=== Task details ===
Gather all lines from the material that contain the word "Público".

----

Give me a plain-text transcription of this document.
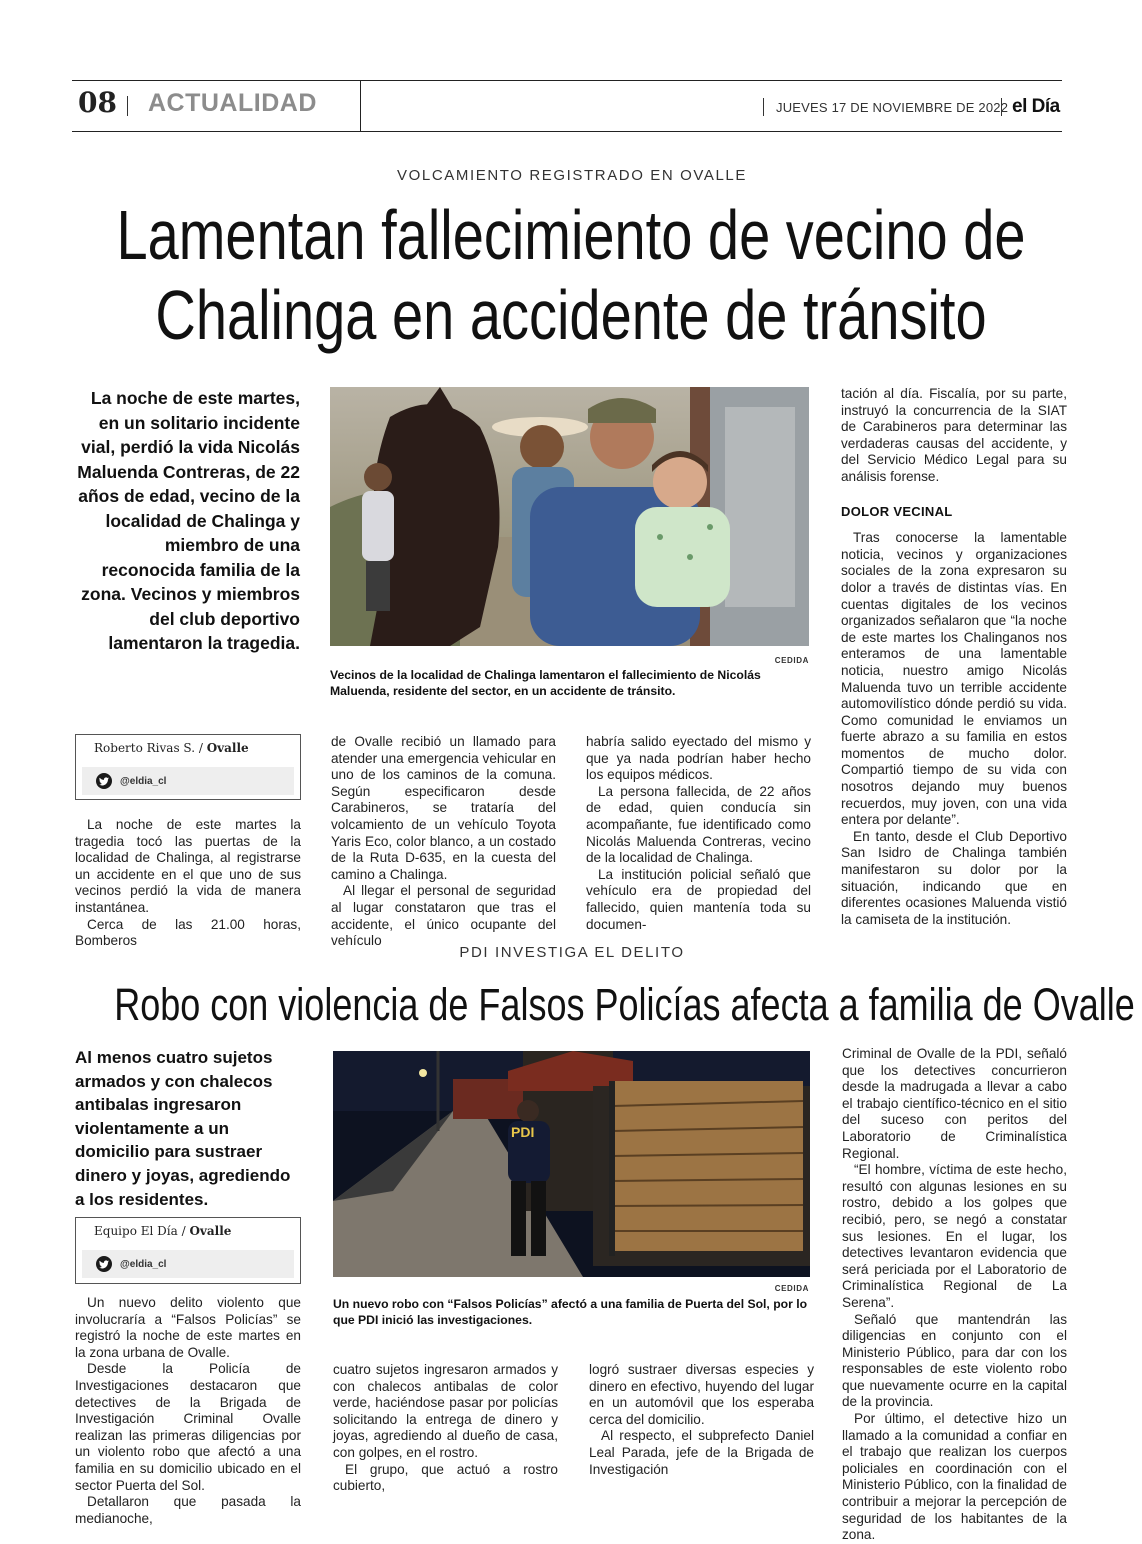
08 ACTUALIDAD	JUEVES 17 DE NOVIEMBRE DE 2022 el Día
VOLCAMIENTO REGISTRADO EN OVALLE
Lamentan fallecimiento de vecino de
Chalinga en accidente de tránsito
La noche de este martes, en un solitario incidente vial, perdió la vida Nicolás Maluenda Contreras, de 22 años de edad, vecino de la localidad de Chalinga y miembro de una reconocida familia de la zona. Vecinos y miembros del club deportivo lamentaron la tragedia.
CEDIDA
Vecinos de la localidad de Chalinga lamentaron el fallecimiento de Nicolás Maluenda, residente del sector, en un accidente de tránsito.
Roberto Rivas S. / Ovalle
@eldia_cl

La noche de este martes la tragedia tocó las puertas de la localidad de Chalinga, al registrarse un accidente en el que uno de sus vecinos perdió la vida de manera instantánea.

Cerca de las 21.00 horas, Bomberos

de Ovalle recibió un llamado para atender una emergencia vehicular en uno de los caminos de la comuna. Según especificaron desde Carabineros, se trataría del volcamiento de un vehículo Toyota Yaris Eco, color blanco, a un costado de la Ruta D-635, en la cuesta del camino a Chalinga.

Al llegar el personal de seguridad al lugar constataron que tras el accidente, el único ocupante del vehículo

habría salido eyectado del mismo y que ya nada podrían haber hecho los equipos médicos.

La persona fallecida, de 22 años de edad, quien conducía sin acompañante, fue identificado como Nicolás Maluenda Contreras, vecino de la localidad de Chalinga.

La institución policial señaló que vehículo era de propiedad del fallecido, quien mantenía toda su documen-

tación al día. Fiscalía, por su parte, instruyó la concurrencia de la SIAT de Carabineros para determinar las verdaderas causas del accidente, y del Servicio Médico Legal para su análisis forense.

DOLOR VECINAL

Tras conocerse la lamentable noticia, vecinos y organizaciones sociales de la zona expresaron su dolor a través de distintas vías. En cuentas digitales de los vecinos organizados señalaron que “la noche de este martes los Chalinganos nos enteramos de una lamentable noticia, nuestro amigo Nicolás Maluenda tuvo un terrible accidente automovilístico dónde perdió su vida. Como comunidad le enviamos un fuerte abrazo a su familia en estos momentos de mucho dolor. Compartió tiempo de su vida con nosotros dejando muy buenos recuerdos, muy joven, con una vida entera por delante”.

En tanto, desde el Club Deportivo San Isidro de Chalinga también manifestaron su dolor por la situación, indicando que en diferentes ocasiones Maluenda vistió la camiseta de la institución.

PDI INVESTIGA EL DELITO
Robo con violencia de Falsos Policías afecta a familia de Ovalle
Al menos cuatro sujetos armados y con chalecos antibalas ingresaron violentamente a un domicilio para sustraer dinero y joyas, agrediendo a los residentes.
PDI
CEDIDA
Un nuevo robo con “Falsos Policías” afectó a una familia de Puerta del Sol, por lo que PDI inició las investigaciones.
Equipo El Día / Ovalle
@eldia_cl

Un nuevo delito violento que involucraría a “Falsos Policías” se registró la noche de este martes en la zona urbana de Ovalle.

Desde la Policía de Investigaciones destacaron que detectives de la Brigada de Investigación Criminal Ovalle realizan las primeras diligencias por un violento robo que afectó a una familia en su domicilio ubicado en el sector Puerta del Sol.

Detallaron que pasada la medianoche,

cuatro sujetos ingresaron armados y con chalecos antibalas de color verde, haciéndose pasar por policías solicitando la entrega de dinero y joyas, agrediendo al dueño de casa, con golpes, en el rostro.

El grupo, que actuó a rostro cubierto,

logró sustraer diversas especies y dinero en efectivo, huyendo del lugar en un automóvil que los esperaba cerca del domicilio.

Al respecto, el subprefecto Daniel Leal Parada, jefe de la Brigada de Investigación

Criminal de Ovalle de la PDI, señaló que los detectives concurrieron desde la madrugada a llevar a cabo el trabajo científico-técnico en el sitio del suceso con peritos del Laboratorio de Criminalística Regional.

“El hombre, víctima de este hecho, resultó con algunas lesiones en su rostro, debido a los golpes que recibió, pero, se negó a constatar sus lesiones. En el lugar, los detectives levantaron evidencia que será periciada por el Laboratorio de Criminalística Regional de La Serena”.

Señaló que mantendrán las diligencias en conjunto con el Ministerio Público, para dar con los responsables de este violento robo que nuevamente ocurre en la capital de la provincia.

Por último, el detective hizo un llamado a la comunidad a confiar en el trabajo que realizan los cuerpos policiales en coordinación con el Ministerio Público, con la finalidad de contribuir a mejorar la percepción de seguridad de los habitantes de la zona.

----

=== Answer for this exercise ===
Señaló que mantendrán las diligencias en conjunto con el Ministerio Público, para dar con los responsables de este violento robo que nuevamente ocurre en la capital de la provincia.
Por último, el detective hizo un llamado a la comunidad a confiar en el trabajo que realizan los cuerpos policiales en coordinación con el Ministerio Público, con la finalidad de contribuir a mejorar la percepción de seguridad de los habitantes de la zona.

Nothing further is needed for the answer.